▶ [REQUIREMENT]
Leave out the pictures; transcribe all else exactly.

▶ [DATA SHOWN]
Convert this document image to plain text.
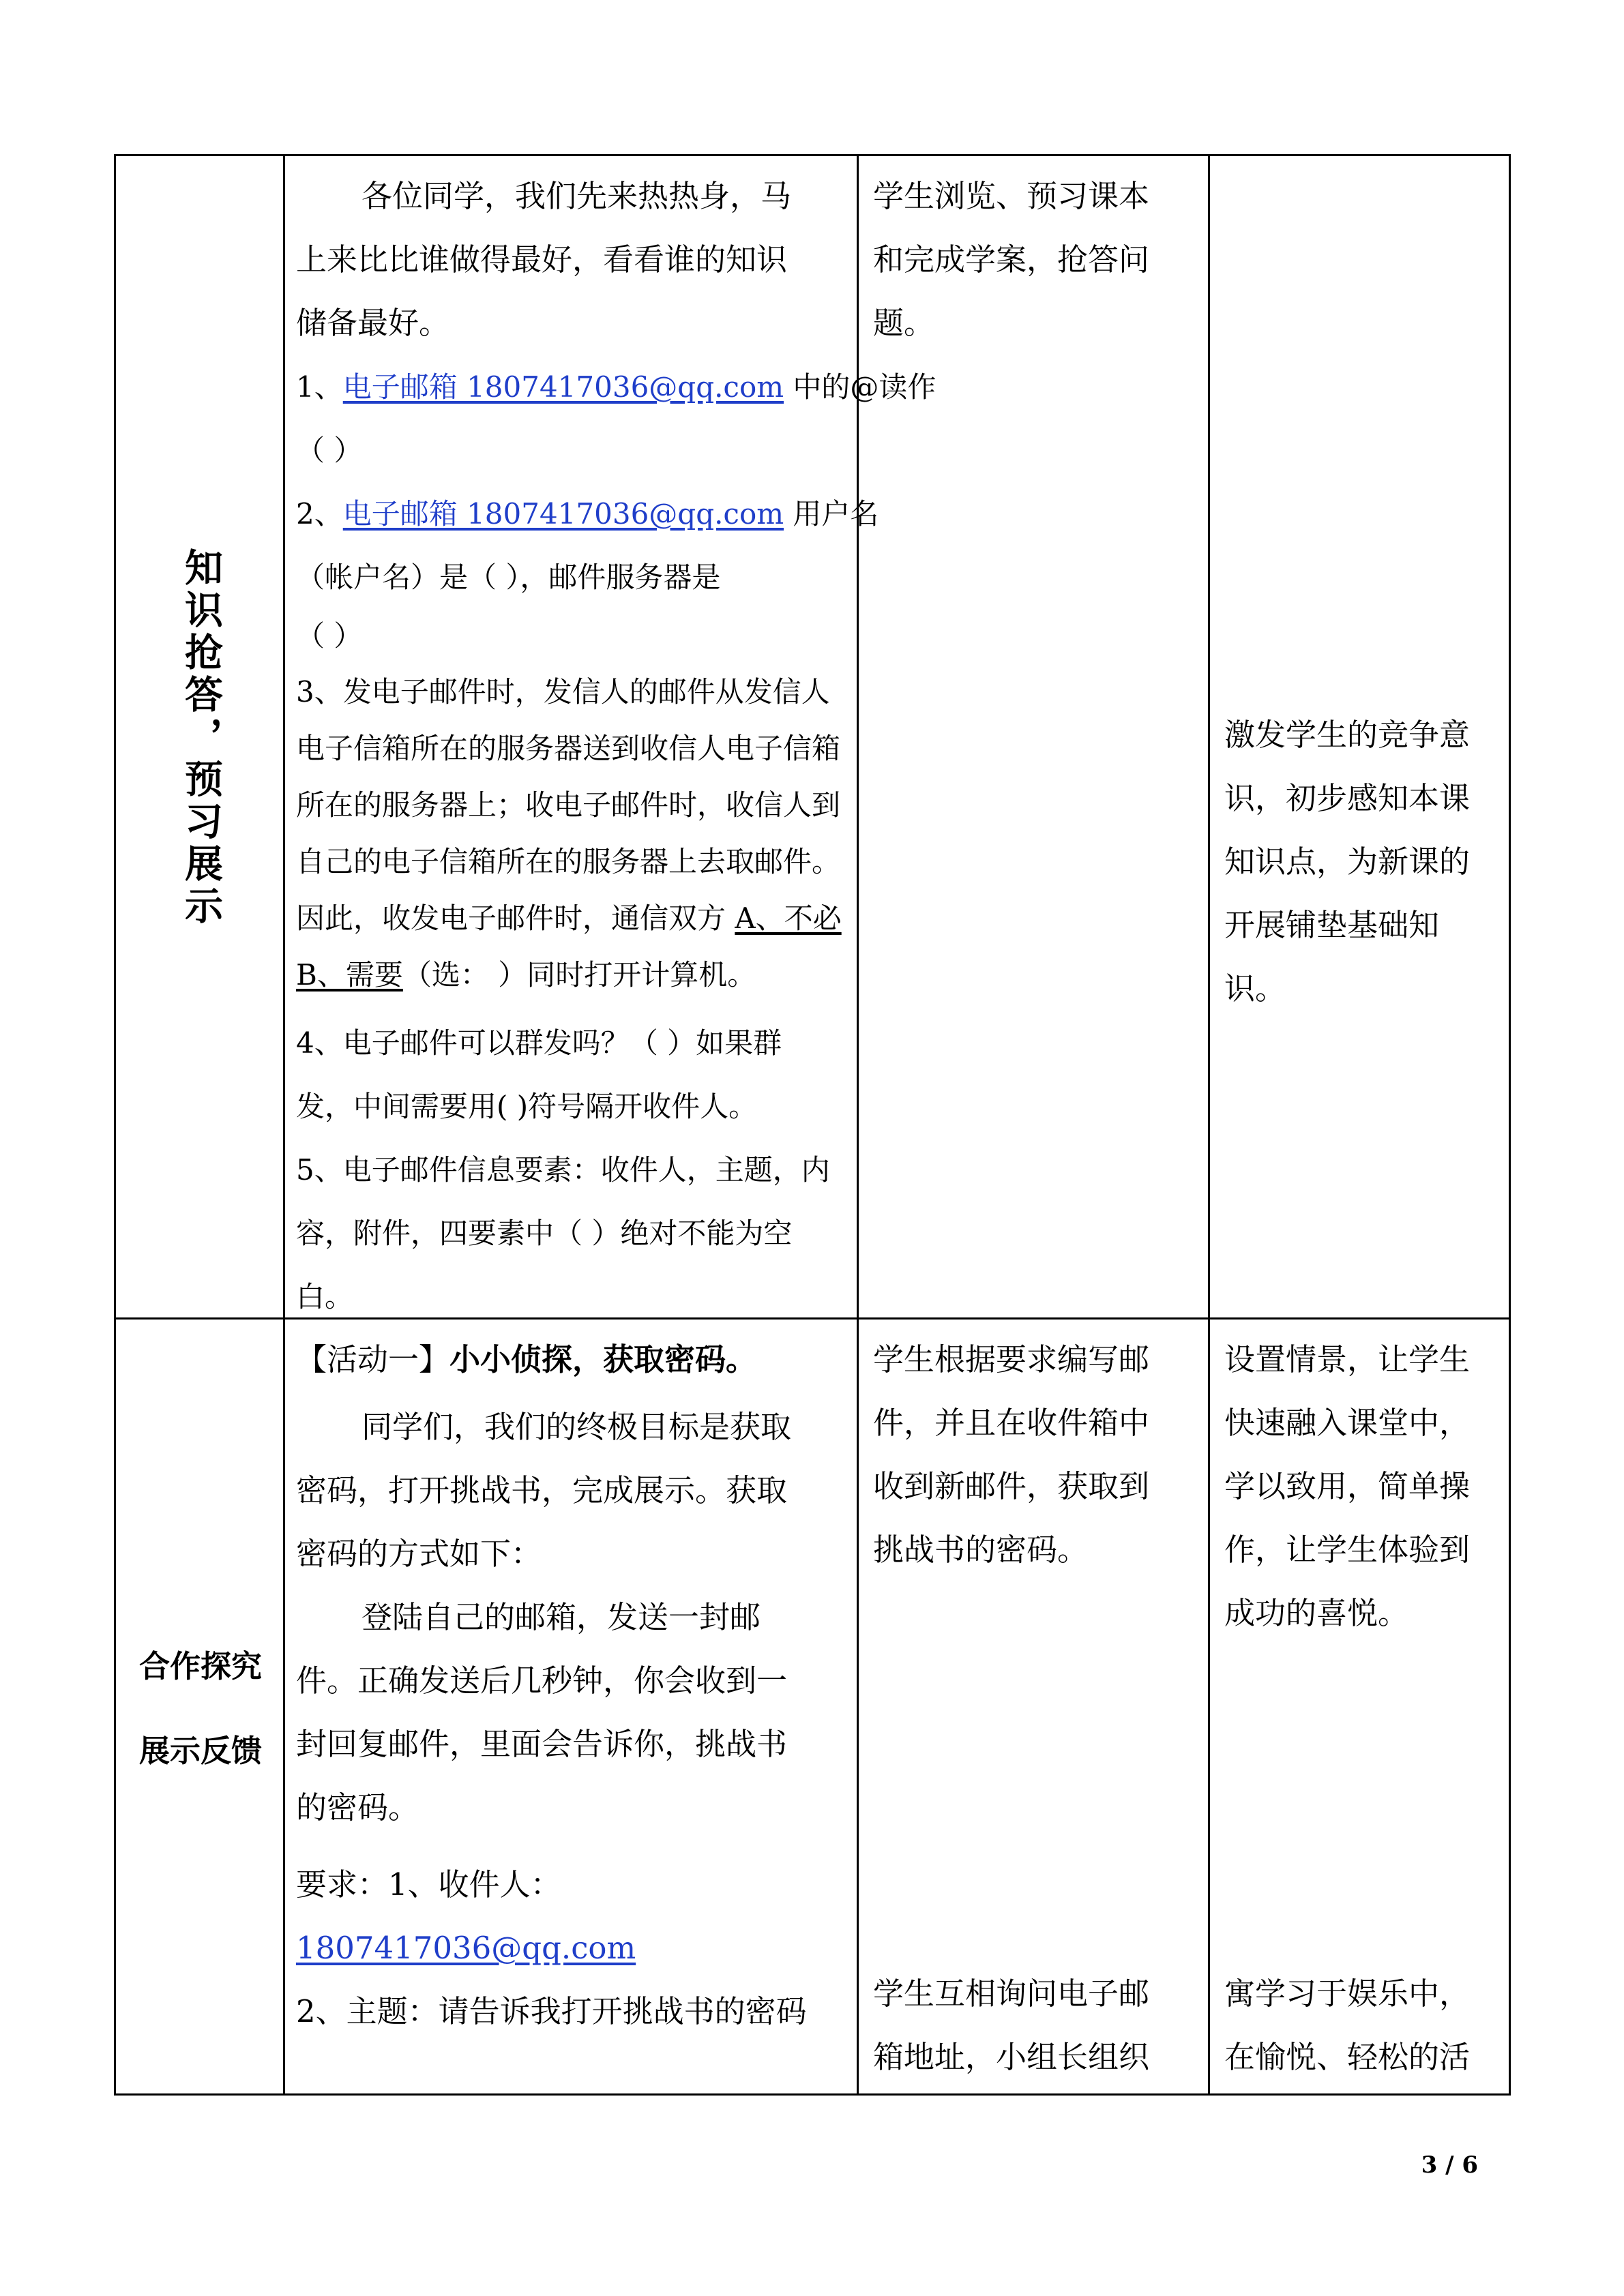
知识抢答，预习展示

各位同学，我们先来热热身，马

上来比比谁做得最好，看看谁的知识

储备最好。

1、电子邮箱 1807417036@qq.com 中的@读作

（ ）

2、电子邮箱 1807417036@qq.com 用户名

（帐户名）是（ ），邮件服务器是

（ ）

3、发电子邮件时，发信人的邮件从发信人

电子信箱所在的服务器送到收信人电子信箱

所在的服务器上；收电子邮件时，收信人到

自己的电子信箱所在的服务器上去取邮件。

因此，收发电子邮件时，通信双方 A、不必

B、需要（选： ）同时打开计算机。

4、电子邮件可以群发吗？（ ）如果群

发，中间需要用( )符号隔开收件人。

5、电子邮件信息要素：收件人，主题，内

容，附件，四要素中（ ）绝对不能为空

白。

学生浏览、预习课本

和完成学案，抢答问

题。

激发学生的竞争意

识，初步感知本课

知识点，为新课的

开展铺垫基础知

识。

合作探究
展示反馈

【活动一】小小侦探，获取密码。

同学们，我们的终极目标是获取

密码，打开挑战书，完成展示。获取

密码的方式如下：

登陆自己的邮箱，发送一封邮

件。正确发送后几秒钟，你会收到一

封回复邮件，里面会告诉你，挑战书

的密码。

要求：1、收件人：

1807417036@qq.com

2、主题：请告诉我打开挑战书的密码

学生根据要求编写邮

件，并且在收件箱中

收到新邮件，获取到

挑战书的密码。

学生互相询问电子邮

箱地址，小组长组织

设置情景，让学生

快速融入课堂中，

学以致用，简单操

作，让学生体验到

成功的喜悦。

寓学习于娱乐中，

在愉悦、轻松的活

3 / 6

▶ [ANSWER FOR THIS EXERCISE]
Convert this document image to plain text.
知识抢答，预习展示

各位同学，我们先来热热身，马

上来比比谁做得最好，看看谁的知识

储备最好。

1、电子邮箱 1807417036@qq.com 中的@读作

（ ）

2、电子邮箱 1807417036@qq.com 用户名

（帐户名）是（ ），邮件服务器是

（ ）

3、发电子邮件时，发信人的邮件从发信人

电子信箱所在的服务器送到收信人电子信箱

所在的服务器上；收电子邮件时，收信人到

自己的电子信箱所在的服务器上去取邮件。

因此，收发电子邮件时，通信双方 A、不必

B、需要（选： ）同时打开计算机。

4、电子邮件可以群发吗？（ ）如果群

发，中间需要用( )符号隔开收件人。

5、电子邮件信息要素：收件人，主题，内

容，附件，四要素中（ ）绝对不能为空

白。

学生浏览、预习课本

和完成学案，抢答问

题。

激发学生的竞争意

识，初步感知本课

知识点，为新课的

开展铺垫基础知

识。

合作探究
展示反馈

【活动一】小小侦探，获取密码。

同学们，我们的终极目标是获取

密码，打开挑战书，完成展示。获取

密码的方式如下：

登陆自己的邮箱，发送一封邮

件。正确发送后几秒钟，你会收到一

封回复邮件，里面会告诉你，挑战书

的密码。

要求：1、收件人：

1807417036@qq.com

2、主题：请告诉我打开挑战书的密码

学生根据要求编写邮

件，并且在收件箱中

收到新邮件，获取到

挑战书的密码。

学生互相询问电子邮

箱地址，小组长组织

设置情景，让学生

快速融入课堂中，

学以致用，简单操

作，让学生体验到

成功的喜悦。

寓学习于娱乐中，

在愉悦、轻松的活

3 / 6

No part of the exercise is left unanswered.